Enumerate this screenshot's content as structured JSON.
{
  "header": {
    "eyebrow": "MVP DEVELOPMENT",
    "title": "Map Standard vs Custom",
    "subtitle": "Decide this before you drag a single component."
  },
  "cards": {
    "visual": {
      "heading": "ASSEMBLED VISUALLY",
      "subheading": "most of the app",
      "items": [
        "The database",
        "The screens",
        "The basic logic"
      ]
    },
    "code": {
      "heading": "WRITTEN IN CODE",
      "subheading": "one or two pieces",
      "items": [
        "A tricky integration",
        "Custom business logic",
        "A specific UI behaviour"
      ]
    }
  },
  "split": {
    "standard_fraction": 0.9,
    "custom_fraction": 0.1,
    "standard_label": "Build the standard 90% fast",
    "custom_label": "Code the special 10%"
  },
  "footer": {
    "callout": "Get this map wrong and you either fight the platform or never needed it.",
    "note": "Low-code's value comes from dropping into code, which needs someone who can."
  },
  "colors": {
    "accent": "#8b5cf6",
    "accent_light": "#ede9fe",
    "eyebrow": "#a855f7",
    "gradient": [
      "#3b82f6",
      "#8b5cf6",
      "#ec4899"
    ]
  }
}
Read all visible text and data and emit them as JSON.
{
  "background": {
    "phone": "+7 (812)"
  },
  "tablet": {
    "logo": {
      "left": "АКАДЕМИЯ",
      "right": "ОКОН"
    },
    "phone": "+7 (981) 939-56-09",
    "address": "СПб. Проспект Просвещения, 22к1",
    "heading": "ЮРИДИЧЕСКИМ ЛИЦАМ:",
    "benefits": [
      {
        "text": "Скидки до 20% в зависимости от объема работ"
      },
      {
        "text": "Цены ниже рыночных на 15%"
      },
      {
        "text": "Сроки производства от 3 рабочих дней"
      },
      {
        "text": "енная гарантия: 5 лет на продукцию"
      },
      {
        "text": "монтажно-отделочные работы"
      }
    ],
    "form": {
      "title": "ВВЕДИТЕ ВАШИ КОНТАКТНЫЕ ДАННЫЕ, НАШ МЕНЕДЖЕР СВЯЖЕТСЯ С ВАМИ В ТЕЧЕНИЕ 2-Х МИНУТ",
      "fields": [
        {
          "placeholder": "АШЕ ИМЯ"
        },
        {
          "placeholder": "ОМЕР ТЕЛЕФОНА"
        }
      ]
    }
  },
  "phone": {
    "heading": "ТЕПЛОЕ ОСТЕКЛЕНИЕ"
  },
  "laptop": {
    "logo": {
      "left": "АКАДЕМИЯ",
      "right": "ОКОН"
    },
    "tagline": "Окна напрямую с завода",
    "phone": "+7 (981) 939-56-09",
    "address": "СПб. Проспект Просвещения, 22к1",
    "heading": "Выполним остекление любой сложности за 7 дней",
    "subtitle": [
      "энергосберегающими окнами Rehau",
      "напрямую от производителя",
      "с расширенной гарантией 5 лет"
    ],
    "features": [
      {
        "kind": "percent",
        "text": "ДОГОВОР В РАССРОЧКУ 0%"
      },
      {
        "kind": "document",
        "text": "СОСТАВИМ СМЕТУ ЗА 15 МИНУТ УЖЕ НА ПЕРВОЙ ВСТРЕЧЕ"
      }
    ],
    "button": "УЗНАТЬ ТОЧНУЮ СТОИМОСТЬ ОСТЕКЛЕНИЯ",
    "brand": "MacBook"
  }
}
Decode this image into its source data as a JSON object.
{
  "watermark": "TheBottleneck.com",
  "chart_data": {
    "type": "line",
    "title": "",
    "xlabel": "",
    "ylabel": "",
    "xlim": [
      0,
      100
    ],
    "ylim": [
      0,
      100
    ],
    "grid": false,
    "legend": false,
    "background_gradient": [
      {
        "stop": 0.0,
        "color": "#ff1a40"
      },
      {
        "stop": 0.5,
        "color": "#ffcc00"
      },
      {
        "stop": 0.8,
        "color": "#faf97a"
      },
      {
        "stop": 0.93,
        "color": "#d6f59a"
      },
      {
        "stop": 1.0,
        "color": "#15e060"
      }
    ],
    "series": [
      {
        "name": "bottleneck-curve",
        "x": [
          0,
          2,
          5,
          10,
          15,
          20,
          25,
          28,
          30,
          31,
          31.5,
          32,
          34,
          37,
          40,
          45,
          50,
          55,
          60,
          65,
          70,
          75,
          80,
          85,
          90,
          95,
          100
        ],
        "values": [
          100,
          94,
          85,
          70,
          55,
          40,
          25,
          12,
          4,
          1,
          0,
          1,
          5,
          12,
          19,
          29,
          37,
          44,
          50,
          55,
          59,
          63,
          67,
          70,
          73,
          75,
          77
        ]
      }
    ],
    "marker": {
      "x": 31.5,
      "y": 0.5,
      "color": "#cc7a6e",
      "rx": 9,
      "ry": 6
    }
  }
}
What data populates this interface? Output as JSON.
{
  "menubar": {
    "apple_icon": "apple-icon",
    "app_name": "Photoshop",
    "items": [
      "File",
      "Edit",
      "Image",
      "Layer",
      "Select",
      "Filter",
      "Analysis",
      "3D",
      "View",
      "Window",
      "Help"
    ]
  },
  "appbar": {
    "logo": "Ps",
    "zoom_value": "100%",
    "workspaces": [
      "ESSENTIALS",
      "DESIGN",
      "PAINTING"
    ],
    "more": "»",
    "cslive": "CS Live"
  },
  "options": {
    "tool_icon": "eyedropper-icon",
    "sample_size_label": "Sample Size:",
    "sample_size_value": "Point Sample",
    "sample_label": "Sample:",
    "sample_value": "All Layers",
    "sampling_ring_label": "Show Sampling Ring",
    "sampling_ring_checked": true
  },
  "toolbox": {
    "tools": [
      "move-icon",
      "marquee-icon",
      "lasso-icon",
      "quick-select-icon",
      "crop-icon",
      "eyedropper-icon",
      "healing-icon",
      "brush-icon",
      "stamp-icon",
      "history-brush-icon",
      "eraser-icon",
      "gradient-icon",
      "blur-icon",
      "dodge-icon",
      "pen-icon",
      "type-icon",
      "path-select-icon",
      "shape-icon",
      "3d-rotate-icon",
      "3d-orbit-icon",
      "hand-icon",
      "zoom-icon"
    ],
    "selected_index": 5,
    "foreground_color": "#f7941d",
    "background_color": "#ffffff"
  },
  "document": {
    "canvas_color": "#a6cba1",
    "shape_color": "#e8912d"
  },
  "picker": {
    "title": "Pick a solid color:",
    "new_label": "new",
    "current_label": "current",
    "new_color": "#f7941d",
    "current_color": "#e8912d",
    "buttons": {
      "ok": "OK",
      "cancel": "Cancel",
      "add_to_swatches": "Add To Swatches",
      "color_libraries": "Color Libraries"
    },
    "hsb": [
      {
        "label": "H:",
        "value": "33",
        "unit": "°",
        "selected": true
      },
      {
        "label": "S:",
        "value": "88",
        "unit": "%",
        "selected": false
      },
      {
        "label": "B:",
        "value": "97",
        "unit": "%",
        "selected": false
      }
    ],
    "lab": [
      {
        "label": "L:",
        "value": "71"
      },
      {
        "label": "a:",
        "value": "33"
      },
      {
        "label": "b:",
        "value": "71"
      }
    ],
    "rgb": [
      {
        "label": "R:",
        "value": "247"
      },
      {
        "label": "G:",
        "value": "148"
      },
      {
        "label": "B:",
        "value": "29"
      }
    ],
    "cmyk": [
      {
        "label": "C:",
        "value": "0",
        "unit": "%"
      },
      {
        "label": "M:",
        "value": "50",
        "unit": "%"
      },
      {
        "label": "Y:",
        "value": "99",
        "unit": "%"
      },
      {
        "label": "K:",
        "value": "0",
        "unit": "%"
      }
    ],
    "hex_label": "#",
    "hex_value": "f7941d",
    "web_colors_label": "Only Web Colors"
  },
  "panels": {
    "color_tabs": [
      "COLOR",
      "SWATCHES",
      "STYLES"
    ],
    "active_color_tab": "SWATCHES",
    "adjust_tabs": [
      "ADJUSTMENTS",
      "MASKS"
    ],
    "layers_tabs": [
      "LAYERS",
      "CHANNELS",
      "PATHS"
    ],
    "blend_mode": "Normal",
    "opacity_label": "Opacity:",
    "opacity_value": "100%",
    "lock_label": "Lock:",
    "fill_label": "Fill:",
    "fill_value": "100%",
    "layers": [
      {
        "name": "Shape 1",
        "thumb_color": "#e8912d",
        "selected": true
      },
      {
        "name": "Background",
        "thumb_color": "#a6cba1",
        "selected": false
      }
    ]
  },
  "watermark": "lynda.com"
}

__Exercise goal__: Gather each line from the listing above that holds "eyedropper".

__Answer for this exercise__:
    "tool_icon": "eyedropper-icon",
      "eyedropper-icon",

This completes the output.